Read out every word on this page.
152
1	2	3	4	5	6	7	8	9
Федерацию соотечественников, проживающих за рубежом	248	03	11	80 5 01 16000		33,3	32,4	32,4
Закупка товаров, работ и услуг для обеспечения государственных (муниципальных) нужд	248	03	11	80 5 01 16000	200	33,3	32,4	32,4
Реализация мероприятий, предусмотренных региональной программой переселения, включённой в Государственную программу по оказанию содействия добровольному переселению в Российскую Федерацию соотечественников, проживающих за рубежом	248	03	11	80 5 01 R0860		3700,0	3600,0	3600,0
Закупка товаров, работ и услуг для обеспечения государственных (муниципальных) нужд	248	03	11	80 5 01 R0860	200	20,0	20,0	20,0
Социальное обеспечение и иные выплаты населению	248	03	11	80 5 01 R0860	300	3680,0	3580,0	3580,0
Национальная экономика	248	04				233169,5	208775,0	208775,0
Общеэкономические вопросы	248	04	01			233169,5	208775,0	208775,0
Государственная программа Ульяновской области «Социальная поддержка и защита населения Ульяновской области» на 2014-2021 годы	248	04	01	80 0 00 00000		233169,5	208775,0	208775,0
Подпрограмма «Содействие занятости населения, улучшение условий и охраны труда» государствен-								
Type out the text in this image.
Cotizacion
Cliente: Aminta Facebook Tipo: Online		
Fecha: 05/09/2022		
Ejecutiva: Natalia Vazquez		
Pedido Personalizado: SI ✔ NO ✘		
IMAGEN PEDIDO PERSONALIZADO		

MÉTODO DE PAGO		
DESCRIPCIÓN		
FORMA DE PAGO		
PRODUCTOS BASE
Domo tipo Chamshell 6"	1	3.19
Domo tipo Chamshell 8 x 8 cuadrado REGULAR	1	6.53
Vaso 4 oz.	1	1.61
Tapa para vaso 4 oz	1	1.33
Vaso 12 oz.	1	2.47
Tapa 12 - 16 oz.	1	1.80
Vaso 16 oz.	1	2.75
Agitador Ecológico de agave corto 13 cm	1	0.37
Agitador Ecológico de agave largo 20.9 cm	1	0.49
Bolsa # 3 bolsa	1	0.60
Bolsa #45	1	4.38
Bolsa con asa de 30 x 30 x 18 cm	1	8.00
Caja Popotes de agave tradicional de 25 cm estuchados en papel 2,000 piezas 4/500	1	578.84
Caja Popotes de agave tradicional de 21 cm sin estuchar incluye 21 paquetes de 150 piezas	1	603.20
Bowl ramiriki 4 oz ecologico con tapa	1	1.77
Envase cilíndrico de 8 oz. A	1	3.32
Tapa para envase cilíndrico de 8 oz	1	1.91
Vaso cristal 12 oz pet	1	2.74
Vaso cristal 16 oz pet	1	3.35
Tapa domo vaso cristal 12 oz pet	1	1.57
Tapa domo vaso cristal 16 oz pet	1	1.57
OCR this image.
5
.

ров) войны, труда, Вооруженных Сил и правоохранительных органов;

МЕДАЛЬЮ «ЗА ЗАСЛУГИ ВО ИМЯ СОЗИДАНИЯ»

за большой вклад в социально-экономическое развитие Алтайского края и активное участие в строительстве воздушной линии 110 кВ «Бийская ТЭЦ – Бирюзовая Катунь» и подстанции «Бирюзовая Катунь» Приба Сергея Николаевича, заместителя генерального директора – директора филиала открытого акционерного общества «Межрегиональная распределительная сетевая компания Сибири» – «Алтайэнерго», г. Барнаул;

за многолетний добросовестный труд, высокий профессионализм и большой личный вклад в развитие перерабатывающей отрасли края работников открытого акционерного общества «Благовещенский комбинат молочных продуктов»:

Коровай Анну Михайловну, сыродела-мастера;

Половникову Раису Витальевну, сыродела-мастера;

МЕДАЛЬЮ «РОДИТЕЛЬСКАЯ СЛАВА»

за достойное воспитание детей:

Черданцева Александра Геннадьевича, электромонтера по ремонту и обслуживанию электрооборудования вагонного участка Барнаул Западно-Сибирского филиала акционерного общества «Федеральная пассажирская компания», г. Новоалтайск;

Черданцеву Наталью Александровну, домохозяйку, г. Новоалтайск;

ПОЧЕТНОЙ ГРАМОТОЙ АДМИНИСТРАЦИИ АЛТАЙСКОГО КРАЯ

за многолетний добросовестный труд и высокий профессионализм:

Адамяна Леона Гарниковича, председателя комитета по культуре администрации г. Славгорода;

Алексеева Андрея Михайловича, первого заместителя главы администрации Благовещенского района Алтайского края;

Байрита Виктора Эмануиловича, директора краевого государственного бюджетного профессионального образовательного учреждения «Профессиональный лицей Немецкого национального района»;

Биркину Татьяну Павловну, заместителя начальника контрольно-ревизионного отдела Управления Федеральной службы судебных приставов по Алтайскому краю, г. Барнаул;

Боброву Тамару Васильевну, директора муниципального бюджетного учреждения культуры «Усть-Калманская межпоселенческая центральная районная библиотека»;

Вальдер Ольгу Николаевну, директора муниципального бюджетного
================
To be done
Find every line in the records above that holds the word "государственных", and copy each one.

Final result
Закупка товаров, работ и услуг для обеспечения государственных (муниципальных) нужд	248	03	11	80 5 01 16000	200	33,3	32,4	32,4
Закупка товаров, работ и услуг для обеспечения государственных (муниципальных) нужд	248	03	11	80 5 01 R0860	200	20,0	20,0	20,0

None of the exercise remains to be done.